Records that describe figures
-------------------------

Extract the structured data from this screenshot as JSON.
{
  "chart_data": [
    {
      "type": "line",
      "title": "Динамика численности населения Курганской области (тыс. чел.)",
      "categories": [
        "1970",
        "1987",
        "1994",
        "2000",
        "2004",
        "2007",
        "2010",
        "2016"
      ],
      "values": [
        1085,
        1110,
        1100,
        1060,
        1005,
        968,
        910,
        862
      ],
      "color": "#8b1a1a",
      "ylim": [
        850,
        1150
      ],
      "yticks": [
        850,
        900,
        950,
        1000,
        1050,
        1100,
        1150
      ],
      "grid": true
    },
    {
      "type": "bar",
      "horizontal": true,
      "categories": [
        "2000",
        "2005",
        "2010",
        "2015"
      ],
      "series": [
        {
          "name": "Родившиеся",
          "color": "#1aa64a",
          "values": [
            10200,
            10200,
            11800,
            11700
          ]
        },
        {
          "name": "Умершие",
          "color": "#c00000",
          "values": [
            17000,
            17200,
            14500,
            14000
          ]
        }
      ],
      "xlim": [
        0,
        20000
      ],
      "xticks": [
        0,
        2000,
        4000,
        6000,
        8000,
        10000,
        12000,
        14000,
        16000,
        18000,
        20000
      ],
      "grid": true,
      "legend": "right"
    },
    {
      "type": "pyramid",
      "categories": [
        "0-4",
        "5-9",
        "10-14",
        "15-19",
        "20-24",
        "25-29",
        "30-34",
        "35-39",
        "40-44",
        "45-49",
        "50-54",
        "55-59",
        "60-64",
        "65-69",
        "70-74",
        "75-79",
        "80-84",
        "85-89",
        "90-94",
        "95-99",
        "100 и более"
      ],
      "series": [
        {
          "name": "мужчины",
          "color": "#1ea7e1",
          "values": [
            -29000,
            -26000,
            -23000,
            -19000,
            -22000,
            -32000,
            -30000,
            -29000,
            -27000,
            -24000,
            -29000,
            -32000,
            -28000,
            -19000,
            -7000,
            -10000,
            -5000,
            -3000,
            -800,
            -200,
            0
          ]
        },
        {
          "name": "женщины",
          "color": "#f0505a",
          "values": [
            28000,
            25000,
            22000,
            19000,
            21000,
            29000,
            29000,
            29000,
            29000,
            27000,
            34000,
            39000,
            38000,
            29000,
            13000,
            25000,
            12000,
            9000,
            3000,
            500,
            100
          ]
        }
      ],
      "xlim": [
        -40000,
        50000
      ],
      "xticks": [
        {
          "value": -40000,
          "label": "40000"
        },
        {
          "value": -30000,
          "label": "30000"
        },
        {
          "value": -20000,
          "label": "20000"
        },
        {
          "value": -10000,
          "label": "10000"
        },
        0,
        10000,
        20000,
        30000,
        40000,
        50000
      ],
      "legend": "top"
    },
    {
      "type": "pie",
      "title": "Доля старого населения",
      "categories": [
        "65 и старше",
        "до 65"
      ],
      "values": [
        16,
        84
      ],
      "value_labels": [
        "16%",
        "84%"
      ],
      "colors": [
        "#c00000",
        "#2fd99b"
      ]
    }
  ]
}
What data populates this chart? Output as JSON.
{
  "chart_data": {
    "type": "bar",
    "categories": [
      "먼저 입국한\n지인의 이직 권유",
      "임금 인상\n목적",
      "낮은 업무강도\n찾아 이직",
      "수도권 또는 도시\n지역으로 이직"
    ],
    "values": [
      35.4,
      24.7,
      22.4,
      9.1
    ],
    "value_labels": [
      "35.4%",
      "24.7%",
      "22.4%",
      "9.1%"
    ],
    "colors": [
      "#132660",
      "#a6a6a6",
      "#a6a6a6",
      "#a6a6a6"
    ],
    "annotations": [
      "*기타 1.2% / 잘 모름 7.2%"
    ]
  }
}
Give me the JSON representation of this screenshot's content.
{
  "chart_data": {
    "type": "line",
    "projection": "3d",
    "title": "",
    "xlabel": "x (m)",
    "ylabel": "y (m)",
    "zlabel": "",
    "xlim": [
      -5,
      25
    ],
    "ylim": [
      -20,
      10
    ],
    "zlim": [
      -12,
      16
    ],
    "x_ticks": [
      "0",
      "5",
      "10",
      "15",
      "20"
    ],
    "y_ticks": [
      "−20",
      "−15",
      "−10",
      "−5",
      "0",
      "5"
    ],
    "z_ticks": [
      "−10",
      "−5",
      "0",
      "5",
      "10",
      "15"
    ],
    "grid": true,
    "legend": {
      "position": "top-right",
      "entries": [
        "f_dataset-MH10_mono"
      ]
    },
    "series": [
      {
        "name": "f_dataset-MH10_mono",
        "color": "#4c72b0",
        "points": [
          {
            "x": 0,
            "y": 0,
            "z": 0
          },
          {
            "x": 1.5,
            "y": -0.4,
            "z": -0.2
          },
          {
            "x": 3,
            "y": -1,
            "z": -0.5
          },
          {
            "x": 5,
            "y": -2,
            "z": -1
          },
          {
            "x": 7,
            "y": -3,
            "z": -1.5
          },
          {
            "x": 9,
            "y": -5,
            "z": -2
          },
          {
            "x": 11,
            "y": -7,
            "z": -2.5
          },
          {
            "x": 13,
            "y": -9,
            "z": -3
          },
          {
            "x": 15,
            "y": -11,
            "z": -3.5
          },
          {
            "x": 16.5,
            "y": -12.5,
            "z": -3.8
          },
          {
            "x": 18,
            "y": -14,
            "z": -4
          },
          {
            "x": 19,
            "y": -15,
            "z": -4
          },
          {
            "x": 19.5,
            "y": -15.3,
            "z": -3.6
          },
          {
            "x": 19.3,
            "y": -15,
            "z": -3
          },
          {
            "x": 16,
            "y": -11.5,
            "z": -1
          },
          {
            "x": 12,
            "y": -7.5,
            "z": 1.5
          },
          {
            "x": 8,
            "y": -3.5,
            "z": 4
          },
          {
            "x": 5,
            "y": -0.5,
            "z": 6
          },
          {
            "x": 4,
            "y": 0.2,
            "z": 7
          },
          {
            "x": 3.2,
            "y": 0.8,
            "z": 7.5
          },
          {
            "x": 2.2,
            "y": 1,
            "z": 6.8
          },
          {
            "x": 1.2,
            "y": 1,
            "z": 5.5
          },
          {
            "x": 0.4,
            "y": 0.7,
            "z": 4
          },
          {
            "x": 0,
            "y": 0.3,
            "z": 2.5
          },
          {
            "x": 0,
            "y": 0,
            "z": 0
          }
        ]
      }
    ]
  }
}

-------------------------

- Set exercise
Set down the entries verbatim, leaving none out.

- Exercise result
Extract the structured data from this screenshot as JSON.
{
  "chart_data": [
    {
      "type": "line",
      "title": "Динамика численности населения Курганской области (тыс. чел.)",
      "categories": [
        "1970",
        "1987",
        "1994",
        "2000",
        "2004",
        "2007",
        "2010",
        "2016"
      ],
      "values": [
        1085,
        1110,
        1100,
        1060,
        1005,
        968,
        910,
        862
      ],
      "color": "#8b1a1a",
      "ylim": [
        850,
        1150
      ],
      "yticks": [
        850,
        900,
        950,
        1000,
        1050,
        1100,
        1150
      ],
      "grid": true
    },
    {
      "type": "bar",
      "horizontal": true,
      "categories": [
        "2000",
        "2005",
        "2010",
        "2015"
      ],
      "series": [
        {
          "name": "Родившиеся",
          "color": "#1aa64a",
          "values": [
            10200,
            10200,
            11800,
            11700
          ]
        },
        {
          "name": "Умершие",
          "color": "#c00000",
          "values": [
            17000,
            17200,
            14500,
            14000
          ]
        }
      ],
      "xlim": [
        0,
        20000
      ],
      "xticks": [
        0,
        2000,
        4000,
        6000,
        8000,
        10000,
        12000,
        14000,
        16000,
        18000,
        20000
      ],
      "grid": true,
      "legend": "right"
    },
    {
      "type": "pyramid",
      "categories": [
        "0-4",
        "5-9",
        "10-14",
        "15-19",
        "20-24",
        "25-29",
        "30-34",
        "35-39",
        "40-44",
        "45-49",
        "50-54",
        "55-59",
        "60-64",
        "65-69",
        "70-74",
        "75-79",
        "80-84",
        "85-89",
        "90-94",
        "95-99",
        "100 и более"
      ],
      "series": [
        {
          "name": "мужчины",
          "color": "#1ea7e1",
          "values": [
            -29000,
            -26000,
            -23000,
            -19000,
            -22000,
            -32000,
            -30000,
            -29000,
            -27000,
            -24000,
            -29000,
            -32000,
            -28000,
            -19000,
            -7000,
            -10000,
            -5000,
            -3000,
            -800,
            -200,
            0
          ]
        },
        {
          "name": "женщины",
          "color": "#f0505a",
          "values": [
            28000,
            25000,
            22000,
            19000,
            21000,
            29000,
            29000,
            29000,
            29000,
            27000,
            34000,
            39000,
            38000,
            29000,
            13000,
            25000,
            12000,
            9000,
            3000,
            500,
            100
          ]
        }
      ],
      "xlim": [
        -40000,
        50000
      ],
      "xticks": [
        {
          "value": -40000,
          "label": "40000"
        },
        {
          "value": -30000,
          "label": "30000"
        },
        {
          "value": -20000,
          "label": "20000"
        },
        {
          "value": -10000,
          "label": "10000"
        },
        0,
        10000,
        20000,
        30000,
        40000,
        50000
      ],
      "legend": "top"
    },
    {
      "type": "pie",
      "title": "Доля старого населения",
      "categories": [
        "65 и старше",
        "до 65"
      ],
      "values": [
        16,
        84
      ],
      "value_labels": [
        "16%",
        "84%"
      ],
      "colors": [
        "#c00000",
        "#2fd99b"
      ]
    }
  ]
}
What data populates this chart? Output as JSON.
{
  "chart_data": {
    "type": "bar",
    "categories": [
      "먼저 입국한\n지인의 이직 권유",
      "임금 인상\n목적",
      "낮은 업무강도\n찾아 이직",
      "수도권 또는 도시\n지역으로 이직"
    ],
    "values": [
      35.4,
      24.7,
      22.4,
      9.1
    ],
    "value_labels": [
      "35.4%",
      "24.7%",
      "22.4%",
      "9.1%"
    ],
    "colors": [
      "#132660",
      "#a6a6a6",
      "#a6a6a6",
      "#a6a6a6"
    ],
    "annotations": [
      "*기타 1.2% / 잘 모름 7.2%"
    ]
  }
}
Give me the JSON representation of this screenshot's content.
{
  "chart_data": {
    "type": "line",
    "projection": "3d",
    "title": "",
    "xlabel": "x (m)",
    "ylabel": "y (m)",
    "zlabel": "",
    "xlim": [
      -5,
      25
    ],
    "ylim": [
      -20,
      10
    ],
    "zlim": [
      -12,
      16
    ],
    "x_ticks": [
      "0",
      "5",
      "10",
      "15",
      "20"
    ],
    "y_ticks": [
      "−20",
      "−15",
      "−10",
      "−5",
      "0",
      "5"
    ],
    "z_ticks": [
      "−10",
      "−5",
      "0",
      "5",
      "10",
      "15"
    ],
    "grid": true,
    "legend": {
      "position": "top-right",
      "entries": [
        "f_dataset-MH10_mono"
      ]
    },
    "series": [
      {
        "name": "f_dataset-MH10_mono",
        "color": "#4c72b0",
        "points": [
          {
            "x": 0,
            "y": 0,
            "z": 0
          },
          {
            "x": 1.5,
            "y": -0.4,
            "z": -0.2
          },
          {
            "x": 3,
            "y": -1,
            "z": -0.5
          },
          {
            "x": 5,
            "y": -2,
            "z": -1
          },
          {
            "x": 7,
            "y": -3,
            "z": -1.5
          },
          {
            "x": 9,
            "y": -5,
            "z": -2
          },
          {
            "x": 11,
            "y": -7,
            "z": -2.5
          },
          {
            "x": 13,
            "y": -9,
            "z": -3
          },
          {
            "x": 15,
            "y": -11,
            "z": -3.5
          },
          {
            "x": 16.5,
            "y": -12.5,
            "z": -3.8
          },
          {
            "x": 18,
            "y": -14,
            "z": -4
          },
          {
            "x": 19,
            "y": -15,
            "z": -4
          },
          {
            "x": 19.5,
            "y": -15.3,
            "z": -3.6
          },
          {
            "x": 19.3,
            "y": -15,
            "z": -3
          },
          {
            "x": 16,
            "y": -11.5,
            "z": -1
          },
          {
            "x": 12,
            "y": -7.5,
            "z": 1.5
          },
          {
            "x": 8,
            "y": -3.5,
            "z": 4
          },
          {
            "x": 5,
            "y": -0.5,
            "z": 6
          },
          {
            "x": 4,
            "y": 0.2,
            "z": 7
          },
          {
            "x": 3.2,
            "y": 0.8,
            "z": 7.5
          },
          {
            "x": 2.2,
            "y": 1,
            "z": 6.8
          },
          {
            "x": 1.2,
            "y": 1,
            "z": 5.5
          },
          {
            "x": 0.4,
            "y": 0.7,
            "z": 4
          },
          {
            "x": 0,
            "y": 0.3,
            "z": 2.5
          },
          {
            "x": 0,
            "y": 0,
            "z": 0
          }
        ]
      }
    ]
  }
}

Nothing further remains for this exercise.